[THE INPUT]

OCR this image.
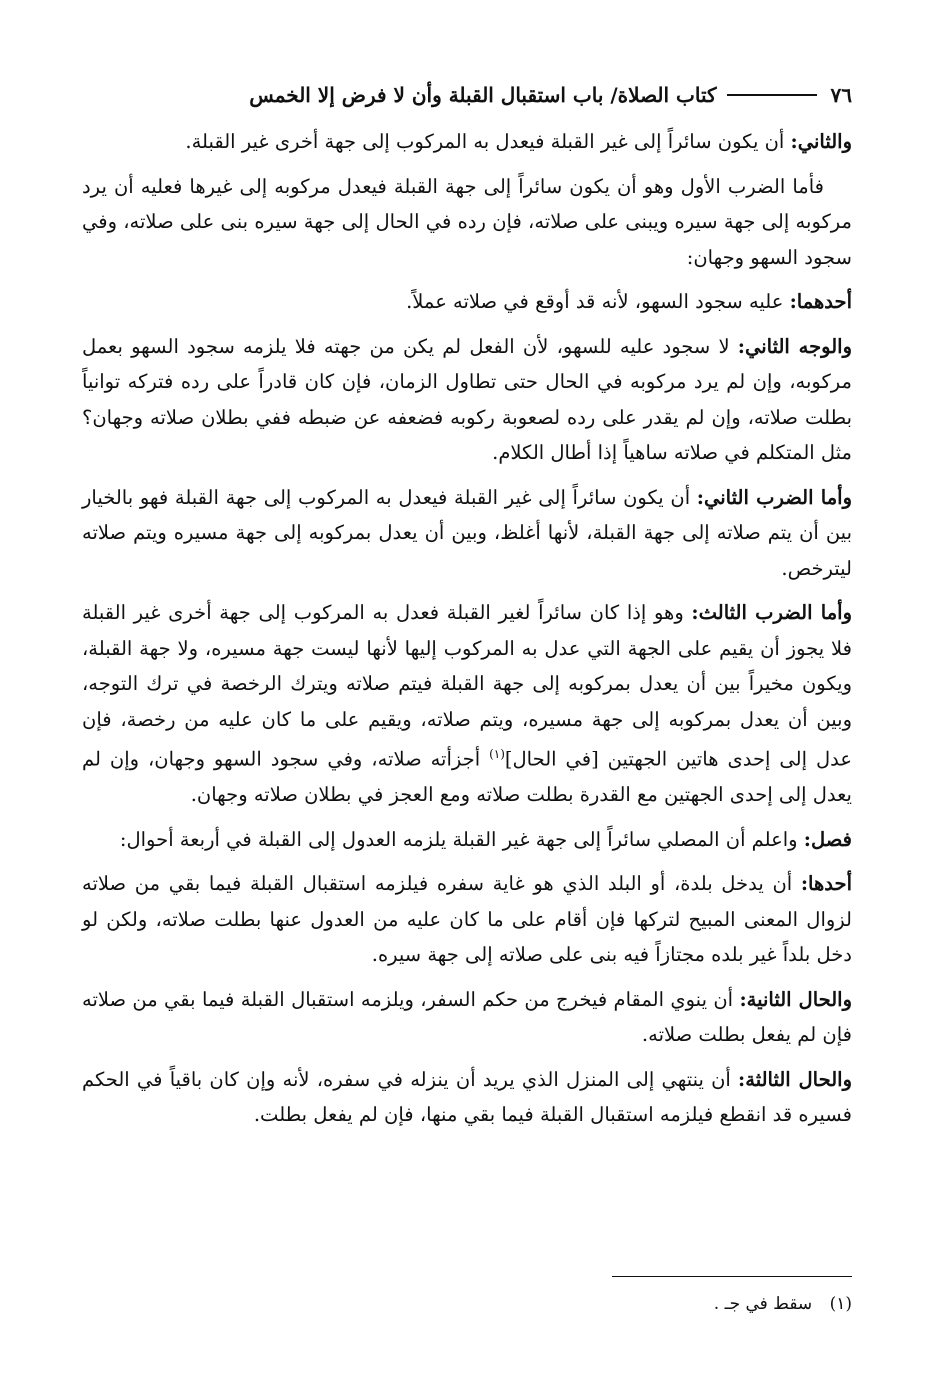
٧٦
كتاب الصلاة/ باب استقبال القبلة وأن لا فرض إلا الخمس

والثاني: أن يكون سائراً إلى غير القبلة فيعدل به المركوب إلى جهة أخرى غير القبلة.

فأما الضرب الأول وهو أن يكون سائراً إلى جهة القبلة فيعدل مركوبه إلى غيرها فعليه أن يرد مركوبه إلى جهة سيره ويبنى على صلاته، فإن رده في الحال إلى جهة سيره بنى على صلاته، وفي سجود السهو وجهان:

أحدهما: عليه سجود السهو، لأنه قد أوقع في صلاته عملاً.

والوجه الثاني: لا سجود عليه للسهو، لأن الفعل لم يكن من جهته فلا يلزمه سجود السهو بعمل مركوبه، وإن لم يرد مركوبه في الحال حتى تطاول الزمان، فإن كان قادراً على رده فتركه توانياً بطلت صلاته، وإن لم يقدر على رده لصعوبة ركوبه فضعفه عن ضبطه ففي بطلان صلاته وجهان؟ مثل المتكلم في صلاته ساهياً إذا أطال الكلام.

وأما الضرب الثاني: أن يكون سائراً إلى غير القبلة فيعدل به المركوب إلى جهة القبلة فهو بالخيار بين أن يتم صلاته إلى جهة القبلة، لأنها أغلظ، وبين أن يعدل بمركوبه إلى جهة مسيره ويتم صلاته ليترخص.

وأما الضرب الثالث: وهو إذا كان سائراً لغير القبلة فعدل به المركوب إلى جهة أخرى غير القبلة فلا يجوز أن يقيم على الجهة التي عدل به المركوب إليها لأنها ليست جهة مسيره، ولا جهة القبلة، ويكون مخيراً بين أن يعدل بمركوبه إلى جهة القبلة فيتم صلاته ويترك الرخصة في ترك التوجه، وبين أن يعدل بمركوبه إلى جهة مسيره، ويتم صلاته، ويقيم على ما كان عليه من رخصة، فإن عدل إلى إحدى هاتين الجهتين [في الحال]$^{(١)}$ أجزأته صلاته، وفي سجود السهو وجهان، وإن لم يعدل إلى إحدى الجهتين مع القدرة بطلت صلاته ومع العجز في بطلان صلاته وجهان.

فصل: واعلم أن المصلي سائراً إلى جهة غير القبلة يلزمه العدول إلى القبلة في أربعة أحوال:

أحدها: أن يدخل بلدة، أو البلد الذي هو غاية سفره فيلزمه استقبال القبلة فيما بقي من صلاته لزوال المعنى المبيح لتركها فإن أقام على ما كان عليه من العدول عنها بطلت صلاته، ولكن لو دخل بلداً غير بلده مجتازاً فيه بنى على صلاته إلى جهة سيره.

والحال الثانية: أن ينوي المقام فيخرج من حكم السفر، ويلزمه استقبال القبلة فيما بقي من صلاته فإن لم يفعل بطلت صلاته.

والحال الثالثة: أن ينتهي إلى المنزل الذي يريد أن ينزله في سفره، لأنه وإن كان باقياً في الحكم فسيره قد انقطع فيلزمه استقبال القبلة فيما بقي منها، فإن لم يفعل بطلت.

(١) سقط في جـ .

[WHAT THIS TASK INVOLVES] Your copy should hold every record word for word and none of the pictures.

[SOLUTION TO THIS TASK]
OCR this image.
٧٦
كتاب الصلاة/ باب استقبال القبلة وأن لا فرض إلا الخمس

والثاني: أن يكون سائراً إلى غير القبلة فيعدل به المركوب إلى جهة أخرى غير القبلة.

فأما الضرب الأول وهو أن يكون سائراً إلى جهة القبلة فيعدل مركوبه إلى غيرها فعليه أن يرد مركوبه إلى جهة سيره ويبنى على صلاته، فإن رده في الحال إلى جهة سيره بنى على صلاته، وفي سجود السهو وجهان:

أحدهما: عليه سجود السهو، لأنه قد أوقع في صلاته عملاً.

والوجه الثاني: لا سجود عليه للسهو، لأن الفعل لم يكن من جهته فلا يلزمه سجود السهو بعمل مركوبه، وإن لم يرد مركوبه في الحال حتى تطاول الزمان، فإن كان قادراً على رده فتركه توانياً بطلت صلاته، وإن لم يقدر على رده لصعوبة ركوبه فضعفه عن ضبطه ففي بطلان صلاته وجهان؟ مثل المتكلم في صلاته ساهياً إذا أطال الكلام.

وأما الضرب الثاني: أن يكون سائراً إلى غير القبلة فيعدل به المركوب إلى جهة القبلة فهو بالخيار بين أن يتم صلاته إلى جهة القبلة، لأنها أغلظ، وبين أن يعدل بمركوبه إلى جهة مسيره ويتم صلاته ليترخص.

وأما الضرب الثالث: وهو إذا كان سائراً لغير القبلة فعدل به المركوب إلى جهة أخرى غير القبلة فلا يجوز أن يقيم على الجهة التي عدل به المركوب إليها لأنها ليست جهة مسيره، ولا جهة القبلة، ويكون مخيراً بين أن يعدل بمركوبه إلى جهة القبلة فيتم صلاته ويترك الرخصة في ترك التوجه، وبين أن يعدل بمركوبه إلى جهة مسيره، ويتم صلاته، ويقيم على ما كان عليه من رخصة، فإن عدل إلى إحدى هاتين الجهتين [في الحال]$^{(١)}$ أجزأته صلاته، وفي سجود السهو وجهان، وإن لم يعدل إلى إحدى الجهتين مع القدرة بطلت صلاته ومع العجز في بطلان صلاته وجهان.

فصل: واعلم أن المصلي سائراً إلى جهة غير القبلة يلزمه العدول إلى القبلة في أربعة أحوال:

أحدها: أن يدخل بلدة، أو البلد الذي هو غاية سفره فيلزمه استقبال القبلة فيما بقي من صلاته لزوال المعنى المبيح لتركها فإن أقام على ما كان عليه من العدول عنها بطلت صلاته، ولكن لو دخل بلداً غير بلده مجتازاً فيه بنى على صلاته إلى جهة سيره.

والحال الثانية: أن ينوي المقام فيخرج من حكم السفر، ويلزمه استقبال القبلة فيما بقي من صلاته فإن لم يفعل بطلت صلاته.

والحال الثالثة: أن ينتهي إلى المنزل الذي يريد أن ينزله في سفره، لأنه وإن كان باقياً في الحكم فسيره قد انقطع فيلزمه استقبال القبلة فيما بقي منها، فإن لم يفعل بطلت.

(١) سقط في جـ .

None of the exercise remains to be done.